_Dataset records_

= = =

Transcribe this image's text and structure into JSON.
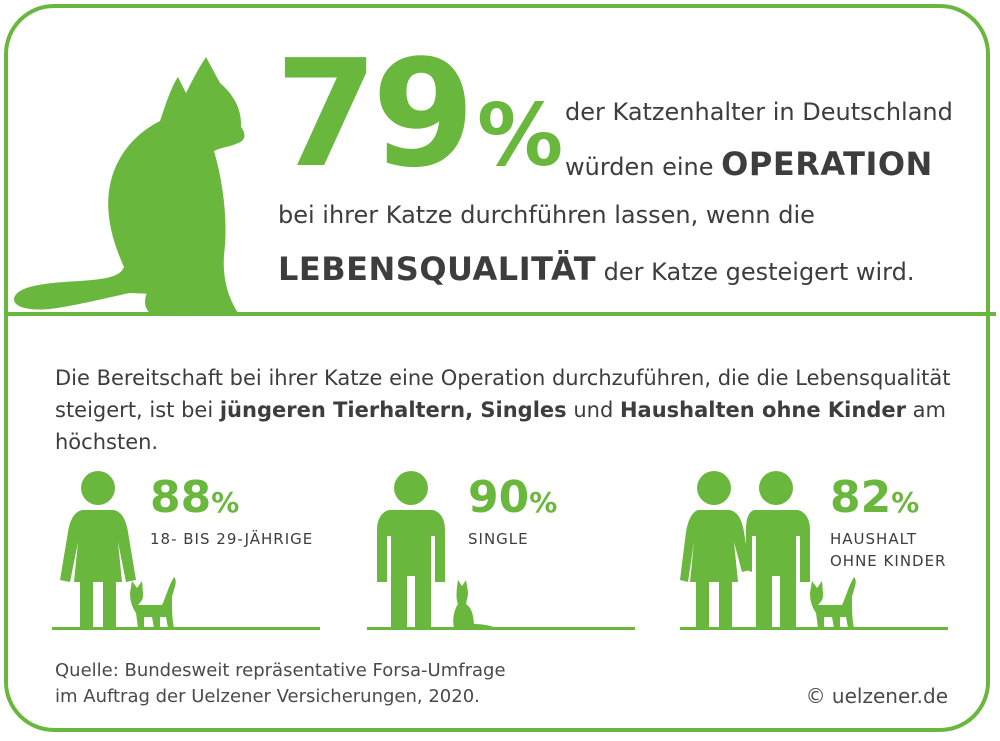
{
  "headline": {
    "number": "79",
    "percent": "%",
    "line1": "der Katzenhalter in Deutschland",
    "line2_pre": "würden eine ",
    "line2_bold": "OPERATION",
    "line3": "bei ihrer Katze durchführen lassen, wenn die",
    "line4_bold": "LEBENSQUALITÄT",
    "line4_post": " der Katze gesteigert wird."
  },
  "intro": {
    "part1": "Die Bereitschaft bei ihrer Katze eine Operation durchzuführen, die die Lebensqualität steigert, ist bei ",
    "bold1": "jüngeren Tierhaltern, Singles",
    "part2": " und ",
    "bold2": "Haushalten ohne Kinder",
    "part3": " am höchsten."
  },
  "stats": [
    {
      "number": "88",
      "percent": "%",
      "caption": "18- BIS 29-JÄHRIGE",
      "caption2": ""
    },
    {
      "number": "90",
      "percent": "%",
      "caption": "SINGLE",
      "caption2": ""
    },
    {
      "number": "82",
      "percent": "%",
      "caption": "HAUSHALT",
      "caption2": "OHNE KINDER"
    }
  ],
  "footer": {
    "source_line1": "Quelle: Bundesweit repräsentative Forsa-Umfrage",
    "source_line2": "im Auftrag der Uelzener Versicherungen, 2020.",
    "copyright": "© uelzener.de"
  },
  "colors": {
    "accent": "#6ab73d",
    "text": "#3d3d3d"
  },
  "icons": [
    "cat-silhouette-icon",
    "woman-icon",
    "man-icon",
    "couple-icon",
    "small-cat-icon"
  ]
}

= = =

List all lines from the entries that include the word "text".

_Correct answer_
Transcribe this image's text and structure into JSON.
    "text": "#3d3d3d"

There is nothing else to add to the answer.